## [Exercise aim]
Using the records below, locate all lines containing "label" and return them.

## [Extracted data]
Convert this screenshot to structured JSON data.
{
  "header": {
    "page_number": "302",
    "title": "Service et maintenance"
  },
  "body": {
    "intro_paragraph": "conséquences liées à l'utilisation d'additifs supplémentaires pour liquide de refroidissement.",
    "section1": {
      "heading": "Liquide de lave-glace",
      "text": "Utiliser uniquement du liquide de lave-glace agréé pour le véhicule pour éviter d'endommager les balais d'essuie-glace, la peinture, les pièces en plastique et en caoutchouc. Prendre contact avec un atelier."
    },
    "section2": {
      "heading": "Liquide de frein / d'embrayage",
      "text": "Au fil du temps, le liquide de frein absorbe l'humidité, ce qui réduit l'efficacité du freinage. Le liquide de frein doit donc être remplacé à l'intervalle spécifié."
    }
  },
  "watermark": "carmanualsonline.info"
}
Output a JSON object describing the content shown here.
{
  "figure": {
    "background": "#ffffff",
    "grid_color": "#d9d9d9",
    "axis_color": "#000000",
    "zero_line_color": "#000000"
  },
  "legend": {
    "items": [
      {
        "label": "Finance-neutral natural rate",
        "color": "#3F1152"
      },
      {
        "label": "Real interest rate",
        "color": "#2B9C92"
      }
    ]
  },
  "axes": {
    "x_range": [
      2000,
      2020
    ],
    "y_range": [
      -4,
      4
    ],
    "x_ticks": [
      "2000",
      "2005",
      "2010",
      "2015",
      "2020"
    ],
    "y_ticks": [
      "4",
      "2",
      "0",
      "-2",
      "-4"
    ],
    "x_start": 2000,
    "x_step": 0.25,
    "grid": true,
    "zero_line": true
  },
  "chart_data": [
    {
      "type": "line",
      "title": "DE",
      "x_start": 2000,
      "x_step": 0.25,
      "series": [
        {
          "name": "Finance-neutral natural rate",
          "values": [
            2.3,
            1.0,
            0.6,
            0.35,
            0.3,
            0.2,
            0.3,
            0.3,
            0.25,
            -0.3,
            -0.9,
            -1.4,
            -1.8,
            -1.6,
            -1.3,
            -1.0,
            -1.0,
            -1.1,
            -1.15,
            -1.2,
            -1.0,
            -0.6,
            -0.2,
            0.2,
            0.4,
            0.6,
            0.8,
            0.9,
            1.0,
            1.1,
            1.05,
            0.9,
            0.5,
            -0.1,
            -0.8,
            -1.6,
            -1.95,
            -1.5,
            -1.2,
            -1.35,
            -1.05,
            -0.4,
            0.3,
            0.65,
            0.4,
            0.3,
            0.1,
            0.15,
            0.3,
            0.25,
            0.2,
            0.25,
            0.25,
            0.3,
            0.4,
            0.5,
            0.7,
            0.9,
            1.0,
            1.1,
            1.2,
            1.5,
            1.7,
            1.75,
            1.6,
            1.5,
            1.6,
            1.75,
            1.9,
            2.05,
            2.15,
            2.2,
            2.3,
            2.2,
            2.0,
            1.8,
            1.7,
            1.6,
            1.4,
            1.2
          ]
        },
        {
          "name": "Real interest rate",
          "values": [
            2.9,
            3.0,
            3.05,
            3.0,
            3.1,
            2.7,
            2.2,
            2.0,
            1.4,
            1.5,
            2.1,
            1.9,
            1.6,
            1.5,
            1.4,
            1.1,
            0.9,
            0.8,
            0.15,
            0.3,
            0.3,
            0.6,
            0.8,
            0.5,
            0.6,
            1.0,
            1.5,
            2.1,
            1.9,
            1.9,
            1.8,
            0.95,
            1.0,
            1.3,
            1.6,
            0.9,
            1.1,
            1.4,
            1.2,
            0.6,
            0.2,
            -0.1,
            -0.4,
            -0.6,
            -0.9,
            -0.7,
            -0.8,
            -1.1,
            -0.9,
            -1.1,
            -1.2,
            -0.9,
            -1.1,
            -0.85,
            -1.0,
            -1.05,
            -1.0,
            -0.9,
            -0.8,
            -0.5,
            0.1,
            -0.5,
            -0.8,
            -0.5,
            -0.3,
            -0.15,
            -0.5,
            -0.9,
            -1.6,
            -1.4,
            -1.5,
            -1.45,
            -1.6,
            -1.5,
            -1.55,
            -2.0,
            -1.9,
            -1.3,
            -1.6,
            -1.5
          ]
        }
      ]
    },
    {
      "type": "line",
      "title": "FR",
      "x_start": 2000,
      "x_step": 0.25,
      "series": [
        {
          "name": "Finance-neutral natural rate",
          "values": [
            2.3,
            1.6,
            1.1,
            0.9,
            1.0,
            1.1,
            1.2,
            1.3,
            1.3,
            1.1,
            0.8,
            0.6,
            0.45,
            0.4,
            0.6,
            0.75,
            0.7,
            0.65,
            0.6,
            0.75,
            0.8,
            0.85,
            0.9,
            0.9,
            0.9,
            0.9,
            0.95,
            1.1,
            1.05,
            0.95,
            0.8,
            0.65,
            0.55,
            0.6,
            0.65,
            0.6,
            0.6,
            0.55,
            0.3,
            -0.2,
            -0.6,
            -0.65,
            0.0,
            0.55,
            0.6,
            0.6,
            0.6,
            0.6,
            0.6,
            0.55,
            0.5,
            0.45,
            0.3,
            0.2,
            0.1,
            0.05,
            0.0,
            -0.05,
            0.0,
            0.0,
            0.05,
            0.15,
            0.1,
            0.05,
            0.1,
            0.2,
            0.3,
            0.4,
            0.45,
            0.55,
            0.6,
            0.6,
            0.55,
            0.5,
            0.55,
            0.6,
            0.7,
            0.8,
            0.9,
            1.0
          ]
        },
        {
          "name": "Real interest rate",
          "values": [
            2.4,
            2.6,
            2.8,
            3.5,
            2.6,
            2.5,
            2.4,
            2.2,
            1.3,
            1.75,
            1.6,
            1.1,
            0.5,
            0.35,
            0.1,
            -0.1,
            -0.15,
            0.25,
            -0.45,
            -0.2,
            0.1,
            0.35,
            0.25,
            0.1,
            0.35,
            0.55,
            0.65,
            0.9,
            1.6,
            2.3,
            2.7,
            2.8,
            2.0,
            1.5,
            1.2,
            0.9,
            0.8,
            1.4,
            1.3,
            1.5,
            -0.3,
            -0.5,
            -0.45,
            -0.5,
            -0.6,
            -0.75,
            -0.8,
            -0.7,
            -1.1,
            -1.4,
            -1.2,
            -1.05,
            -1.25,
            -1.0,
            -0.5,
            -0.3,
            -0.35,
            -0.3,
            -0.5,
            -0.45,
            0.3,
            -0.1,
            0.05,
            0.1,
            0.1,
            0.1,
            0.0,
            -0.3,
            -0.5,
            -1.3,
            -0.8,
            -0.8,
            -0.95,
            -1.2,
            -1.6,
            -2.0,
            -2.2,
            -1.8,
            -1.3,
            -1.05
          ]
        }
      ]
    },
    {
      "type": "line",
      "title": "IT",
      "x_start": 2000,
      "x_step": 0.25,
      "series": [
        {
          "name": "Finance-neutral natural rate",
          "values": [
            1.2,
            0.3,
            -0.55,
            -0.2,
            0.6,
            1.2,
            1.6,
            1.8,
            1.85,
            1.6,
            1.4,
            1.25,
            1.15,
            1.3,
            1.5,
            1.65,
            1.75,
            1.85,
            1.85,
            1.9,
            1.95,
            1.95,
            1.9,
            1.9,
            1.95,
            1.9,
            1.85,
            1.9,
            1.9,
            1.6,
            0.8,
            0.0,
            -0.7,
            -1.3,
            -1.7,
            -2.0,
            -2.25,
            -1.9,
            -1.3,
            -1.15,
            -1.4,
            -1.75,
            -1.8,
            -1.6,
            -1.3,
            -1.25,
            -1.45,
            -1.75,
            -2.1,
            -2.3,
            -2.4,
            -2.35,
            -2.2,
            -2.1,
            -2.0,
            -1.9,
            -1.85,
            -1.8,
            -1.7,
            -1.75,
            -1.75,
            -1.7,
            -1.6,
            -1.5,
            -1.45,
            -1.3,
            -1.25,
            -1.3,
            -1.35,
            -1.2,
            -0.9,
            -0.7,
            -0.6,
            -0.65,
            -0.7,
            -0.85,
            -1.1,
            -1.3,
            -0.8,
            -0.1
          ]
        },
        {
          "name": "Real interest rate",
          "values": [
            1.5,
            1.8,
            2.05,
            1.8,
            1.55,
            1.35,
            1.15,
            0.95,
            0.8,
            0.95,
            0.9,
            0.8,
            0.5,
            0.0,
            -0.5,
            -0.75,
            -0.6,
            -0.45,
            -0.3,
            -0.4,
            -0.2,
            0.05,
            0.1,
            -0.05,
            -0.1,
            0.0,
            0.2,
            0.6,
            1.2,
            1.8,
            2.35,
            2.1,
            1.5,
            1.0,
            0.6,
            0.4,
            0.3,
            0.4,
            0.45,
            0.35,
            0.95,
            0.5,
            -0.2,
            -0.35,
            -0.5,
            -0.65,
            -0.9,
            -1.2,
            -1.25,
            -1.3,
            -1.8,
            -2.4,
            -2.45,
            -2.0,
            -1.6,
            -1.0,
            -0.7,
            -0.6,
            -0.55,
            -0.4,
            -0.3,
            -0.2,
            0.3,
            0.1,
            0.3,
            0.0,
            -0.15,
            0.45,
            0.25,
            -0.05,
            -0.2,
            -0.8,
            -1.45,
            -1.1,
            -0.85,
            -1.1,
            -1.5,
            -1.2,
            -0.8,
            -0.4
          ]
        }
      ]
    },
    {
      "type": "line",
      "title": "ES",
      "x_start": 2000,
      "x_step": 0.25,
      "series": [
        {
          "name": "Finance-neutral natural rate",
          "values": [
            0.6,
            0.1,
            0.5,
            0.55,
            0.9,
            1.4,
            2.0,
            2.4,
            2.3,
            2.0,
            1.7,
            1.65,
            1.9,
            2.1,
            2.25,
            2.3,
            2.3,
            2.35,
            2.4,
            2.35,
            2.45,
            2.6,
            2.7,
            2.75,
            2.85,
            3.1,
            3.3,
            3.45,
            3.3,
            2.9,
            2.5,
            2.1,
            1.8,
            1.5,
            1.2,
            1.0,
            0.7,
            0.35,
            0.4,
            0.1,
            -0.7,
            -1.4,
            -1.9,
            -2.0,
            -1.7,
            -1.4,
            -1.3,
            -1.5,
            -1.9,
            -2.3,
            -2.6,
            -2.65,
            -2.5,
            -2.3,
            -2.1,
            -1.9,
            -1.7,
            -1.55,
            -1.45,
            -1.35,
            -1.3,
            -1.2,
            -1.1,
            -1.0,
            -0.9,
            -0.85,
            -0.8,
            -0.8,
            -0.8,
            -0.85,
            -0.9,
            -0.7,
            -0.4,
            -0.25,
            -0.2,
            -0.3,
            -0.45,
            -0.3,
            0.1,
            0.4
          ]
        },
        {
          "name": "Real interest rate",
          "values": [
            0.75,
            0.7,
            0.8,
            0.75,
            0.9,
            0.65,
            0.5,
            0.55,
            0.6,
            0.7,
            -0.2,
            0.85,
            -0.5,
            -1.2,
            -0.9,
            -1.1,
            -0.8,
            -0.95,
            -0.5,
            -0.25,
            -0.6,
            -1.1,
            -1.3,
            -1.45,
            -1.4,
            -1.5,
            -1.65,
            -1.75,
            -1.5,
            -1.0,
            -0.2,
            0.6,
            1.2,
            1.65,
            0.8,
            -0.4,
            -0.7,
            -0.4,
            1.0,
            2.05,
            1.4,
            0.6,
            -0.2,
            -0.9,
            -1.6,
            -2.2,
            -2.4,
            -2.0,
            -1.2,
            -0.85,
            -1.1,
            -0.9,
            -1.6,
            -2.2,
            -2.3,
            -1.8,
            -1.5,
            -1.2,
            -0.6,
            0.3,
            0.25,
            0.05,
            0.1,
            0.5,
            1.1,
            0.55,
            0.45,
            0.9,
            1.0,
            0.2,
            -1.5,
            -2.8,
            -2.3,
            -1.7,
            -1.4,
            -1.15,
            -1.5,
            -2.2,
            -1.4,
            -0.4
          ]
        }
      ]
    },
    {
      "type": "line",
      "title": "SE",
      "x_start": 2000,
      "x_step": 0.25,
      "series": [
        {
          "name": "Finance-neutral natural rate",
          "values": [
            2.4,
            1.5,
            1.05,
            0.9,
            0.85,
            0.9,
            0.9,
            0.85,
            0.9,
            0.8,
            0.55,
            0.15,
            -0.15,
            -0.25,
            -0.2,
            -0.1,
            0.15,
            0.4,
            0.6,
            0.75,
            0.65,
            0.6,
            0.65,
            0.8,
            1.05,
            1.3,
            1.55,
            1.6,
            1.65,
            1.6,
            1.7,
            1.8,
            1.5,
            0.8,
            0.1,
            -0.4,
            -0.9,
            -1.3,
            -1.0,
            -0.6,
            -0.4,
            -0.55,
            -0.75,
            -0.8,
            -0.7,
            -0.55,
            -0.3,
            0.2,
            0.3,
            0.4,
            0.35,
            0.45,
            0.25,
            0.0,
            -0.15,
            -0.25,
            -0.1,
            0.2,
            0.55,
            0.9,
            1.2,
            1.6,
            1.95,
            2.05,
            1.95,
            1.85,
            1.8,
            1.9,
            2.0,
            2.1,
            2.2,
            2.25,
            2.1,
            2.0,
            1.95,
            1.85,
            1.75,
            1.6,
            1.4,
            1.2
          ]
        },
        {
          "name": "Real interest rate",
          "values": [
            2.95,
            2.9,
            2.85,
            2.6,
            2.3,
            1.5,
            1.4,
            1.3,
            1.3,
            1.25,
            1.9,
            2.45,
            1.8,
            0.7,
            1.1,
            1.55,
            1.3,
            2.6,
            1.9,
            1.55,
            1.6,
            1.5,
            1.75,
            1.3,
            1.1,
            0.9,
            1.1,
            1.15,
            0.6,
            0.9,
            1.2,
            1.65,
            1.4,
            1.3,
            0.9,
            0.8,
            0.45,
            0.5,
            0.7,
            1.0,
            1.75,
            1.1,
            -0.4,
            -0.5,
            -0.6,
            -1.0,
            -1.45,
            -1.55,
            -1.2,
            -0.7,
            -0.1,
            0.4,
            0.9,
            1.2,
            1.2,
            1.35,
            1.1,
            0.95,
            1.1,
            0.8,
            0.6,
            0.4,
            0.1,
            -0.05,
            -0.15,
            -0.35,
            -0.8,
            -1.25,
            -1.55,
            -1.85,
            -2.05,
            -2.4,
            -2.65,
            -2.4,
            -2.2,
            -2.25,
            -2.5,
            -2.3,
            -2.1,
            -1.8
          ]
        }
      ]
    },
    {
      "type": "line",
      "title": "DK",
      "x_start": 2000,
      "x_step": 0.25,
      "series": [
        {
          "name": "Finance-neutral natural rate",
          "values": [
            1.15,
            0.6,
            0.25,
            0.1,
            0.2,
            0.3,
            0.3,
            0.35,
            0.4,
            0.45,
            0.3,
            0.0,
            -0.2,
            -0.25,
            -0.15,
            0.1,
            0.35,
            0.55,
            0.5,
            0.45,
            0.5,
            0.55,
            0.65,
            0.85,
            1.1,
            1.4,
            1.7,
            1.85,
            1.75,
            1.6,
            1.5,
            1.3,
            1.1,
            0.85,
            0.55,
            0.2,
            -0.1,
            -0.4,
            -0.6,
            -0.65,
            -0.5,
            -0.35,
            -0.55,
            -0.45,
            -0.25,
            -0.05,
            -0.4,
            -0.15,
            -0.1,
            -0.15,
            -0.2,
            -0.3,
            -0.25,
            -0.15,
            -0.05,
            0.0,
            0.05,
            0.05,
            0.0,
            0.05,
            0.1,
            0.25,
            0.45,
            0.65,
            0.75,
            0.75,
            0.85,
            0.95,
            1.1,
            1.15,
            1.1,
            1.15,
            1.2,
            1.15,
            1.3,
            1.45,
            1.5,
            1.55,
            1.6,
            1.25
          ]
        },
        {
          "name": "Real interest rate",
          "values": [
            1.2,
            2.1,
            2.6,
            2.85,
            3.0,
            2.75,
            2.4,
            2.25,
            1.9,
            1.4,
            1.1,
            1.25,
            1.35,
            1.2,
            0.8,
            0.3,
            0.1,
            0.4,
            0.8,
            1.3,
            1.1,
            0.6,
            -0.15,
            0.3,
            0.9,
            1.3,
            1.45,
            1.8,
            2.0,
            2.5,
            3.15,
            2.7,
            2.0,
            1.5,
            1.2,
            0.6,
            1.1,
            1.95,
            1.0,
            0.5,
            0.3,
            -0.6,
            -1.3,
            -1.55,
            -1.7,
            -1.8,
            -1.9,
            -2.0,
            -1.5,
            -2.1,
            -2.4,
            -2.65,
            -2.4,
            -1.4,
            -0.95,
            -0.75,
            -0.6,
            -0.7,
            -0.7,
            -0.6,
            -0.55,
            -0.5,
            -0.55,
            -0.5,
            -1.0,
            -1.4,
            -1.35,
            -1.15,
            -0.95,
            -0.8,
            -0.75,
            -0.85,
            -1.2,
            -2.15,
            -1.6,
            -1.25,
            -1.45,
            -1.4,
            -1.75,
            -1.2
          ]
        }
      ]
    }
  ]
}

## [Answer to this problem]
        "label": "Finance-neutral natural rate",
        "label": "Real interest rate",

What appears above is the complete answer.